(Beginning of Quoted passage)

So how do we handle multiple classed characters with delegation? As a naive, but simple implementation, we can do this:
sub Character::perform {
my ($self, $action, @arguments) = @_;
# the following prevents a poor code from arbitrarily calling any method
my $method = $self->{actions}{$action} or die "No such action ($action)";
foreach my $profession ($self->profession) {
my $result;
eval { $result = $profession->$method(@arguments) };
return $result if $result;
}
# if we got to hear, they couldn't perform the action
warn "Attempting to perform ($action) failed";
}Note that this goes in the abstract base class, so everyone has this behavior available. Admittedly, this is a first pass and definitely inadequate, but it handles one or more professions per character and does not require a huge number of classes. Adding a new profession means creating one and only one class. There are still ordering problems, but we have these with any type of program and if they're solved for this issue, they can be solve for a much smaller set of classes.
Re:Class layout
jhannah on 2004-08-24T05:49:35
1) I agree that a class structure for each class / race would get way out of hand. I fail to understand why you need a class structure to handle the problem in the first place. It seems to me that every character could attempt any behaviour, so you could just have a default set of skill levels, and perform procedural adjustment to those stats based on classes/races. I have no idea what methods / attributes would useful in individual class / race classes.2) If the class structure *is* needed for some reason, I fail to understand how mixins handle the problem more elegantly than Perl5 inheretance. Reading Apocalypse 12 does nothing to clear that up for me. I'll likely have to wait for Conway to write a Perl6 OO book before I'll understand all the new stuff.

(End of Quoted passage)
(Beginning of Supplied material)

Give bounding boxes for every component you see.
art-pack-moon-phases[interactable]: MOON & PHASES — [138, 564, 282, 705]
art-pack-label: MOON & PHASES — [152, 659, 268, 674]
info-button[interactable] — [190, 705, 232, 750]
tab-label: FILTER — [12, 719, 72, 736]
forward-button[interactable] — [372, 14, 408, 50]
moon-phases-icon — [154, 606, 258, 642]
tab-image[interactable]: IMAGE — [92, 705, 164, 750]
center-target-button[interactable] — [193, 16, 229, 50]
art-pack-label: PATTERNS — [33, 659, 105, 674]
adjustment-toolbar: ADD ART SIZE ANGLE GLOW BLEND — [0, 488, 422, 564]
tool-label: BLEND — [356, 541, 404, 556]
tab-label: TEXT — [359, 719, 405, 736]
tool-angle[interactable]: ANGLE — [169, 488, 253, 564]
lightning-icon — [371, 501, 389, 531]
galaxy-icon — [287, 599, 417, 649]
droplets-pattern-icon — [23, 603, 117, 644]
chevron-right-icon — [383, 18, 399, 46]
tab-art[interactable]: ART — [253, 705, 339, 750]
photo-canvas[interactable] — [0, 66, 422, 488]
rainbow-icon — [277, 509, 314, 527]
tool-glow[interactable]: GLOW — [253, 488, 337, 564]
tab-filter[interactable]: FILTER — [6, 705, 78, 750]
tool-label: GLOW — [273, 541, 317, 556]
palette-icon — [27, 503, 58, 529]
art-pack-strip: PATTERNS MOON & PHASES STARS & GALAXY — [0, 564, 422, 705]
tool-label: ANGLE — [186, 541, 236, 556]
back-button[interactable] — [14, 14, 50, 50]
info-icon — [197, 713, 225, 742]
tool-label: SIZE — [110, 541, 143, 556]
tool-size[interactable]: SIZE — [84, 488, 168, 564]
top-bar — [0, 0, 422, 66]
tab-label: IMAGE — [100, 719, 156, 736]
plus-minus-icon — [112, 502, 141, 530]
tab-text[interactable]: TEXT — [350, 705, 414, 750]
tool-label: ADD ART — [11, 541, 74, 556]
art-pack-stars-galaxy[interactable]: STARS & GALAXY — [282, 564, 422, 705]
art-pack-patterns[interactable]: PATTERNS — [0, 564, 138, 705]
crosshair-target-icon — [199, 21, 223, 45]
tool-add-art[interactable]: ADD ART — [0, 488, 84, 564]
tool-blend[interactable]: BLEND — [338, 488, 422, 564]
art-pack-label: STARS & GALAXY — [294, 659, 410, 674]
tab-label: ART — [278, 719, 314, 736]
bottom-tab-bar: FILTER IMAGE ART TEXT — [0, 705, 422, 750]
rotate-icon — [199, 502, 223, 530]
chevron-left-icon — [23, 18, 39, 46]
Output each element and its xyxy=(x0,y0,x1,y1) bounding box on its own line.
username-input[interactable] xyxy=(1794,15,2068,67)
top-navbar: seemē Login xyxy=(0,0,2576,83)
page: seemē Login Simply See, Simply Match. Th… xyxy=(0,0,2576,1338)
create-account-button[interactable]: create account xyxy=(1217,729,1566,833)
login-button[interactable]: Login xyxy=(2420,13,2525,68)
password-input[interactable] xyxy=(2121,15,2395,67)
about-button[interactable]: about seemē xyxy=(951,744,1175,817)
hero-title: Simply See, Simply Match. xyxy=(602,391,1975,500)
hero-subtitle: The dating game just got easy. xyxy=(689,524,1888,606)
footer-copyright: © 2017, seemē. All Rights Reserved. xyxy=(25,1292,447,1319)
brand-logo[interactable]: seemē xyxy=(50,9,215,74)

(End of Supplied material)

» Work task 1
In the discussion of character classes and delegation in Perl, translate this sentence into Spanish: "Adding a new profession means creating one and only one class."
» Work task 2
Write a continuation of the discussion of character classes and delegation in Perl, starting from the point where it ends.

» Exercise result 1
Añadir una nueva profesión significa crear una y solo una clase.

» Exercise result 2
Regardless, thanks for the ponder fodder.
Re:Class layout
Ovid on 2004-08-24T13:38:36
Those are valid questions. The truth is, you never need objects to accomplish any programming problem. I chose objects for this illustration primarily because characters are really bundles of data with behaviors attached to them. This, of course, is one way objects are defined.
As for how mixins solve the problem more elegantly, you might want to read a virtually identical node on Perlmonks. In light of the responses, I back off a bit from asserting the utility of mixins once it became clear that they're implemented via anonymous inner classes; that brings inheritance back in the picture and one then needs a plethora of anonymous roles or classes to manage the ordering problems -- not good. I'm sure there is a simpler solution and, if so, I'd be happy to see it. However, the main point of this thread was about the utility of roles and mixins, not about how they solve D&D problems
:) If you're comfortable with OO, I strongly recommend you read about traits (not Perl 6 traits.) Inheritance is great, but polymorphism is the true power of OO. You can think of traits as extending polymorphism without the problems with inheritance (naturally, that's an oversimplification.)